- [Records supplied]:
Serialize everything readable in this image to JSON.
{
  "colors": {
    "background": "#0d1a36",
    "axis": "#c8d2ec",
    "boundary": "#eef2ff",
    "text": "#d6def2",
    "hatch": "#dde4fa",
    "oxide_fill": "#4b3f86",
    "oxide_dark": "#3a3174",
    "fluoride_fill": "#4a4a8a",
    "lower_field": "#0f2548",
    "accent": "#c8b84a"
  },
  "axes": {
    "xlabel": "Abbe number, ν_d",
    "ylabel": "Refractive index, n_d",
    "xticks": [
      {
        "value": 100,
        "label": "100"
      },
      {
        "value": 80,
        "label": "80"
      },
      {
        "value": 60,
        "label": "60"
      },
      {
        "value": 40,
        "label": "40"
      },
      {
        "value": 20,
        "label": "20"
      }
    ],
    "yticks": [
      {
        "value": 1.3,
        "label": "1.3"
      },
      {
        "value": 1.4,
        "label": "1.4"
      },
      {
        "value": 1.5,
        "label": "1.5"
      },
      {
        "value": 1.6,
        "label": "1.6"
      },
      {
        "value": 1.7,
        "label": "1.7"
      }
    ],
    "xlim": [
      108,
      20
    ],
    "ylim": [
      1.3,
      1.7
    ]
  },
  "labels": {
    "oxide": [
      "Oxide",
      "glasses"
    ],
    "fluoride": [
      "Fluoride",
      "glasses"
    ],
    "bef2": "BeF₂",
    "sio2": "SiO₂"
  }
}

- [What the task asks]: Copy and report every line where the word "value" is present.

- [Output of the exercise]:
        "value": 100,
        "value": 80,
        "value": 60,
        "value": 40,
        "value": 20,
        "value": 1.3,
        "value": 1.4,
        "value": 1.5,
        "value": 1.6,
        "value": 1.7,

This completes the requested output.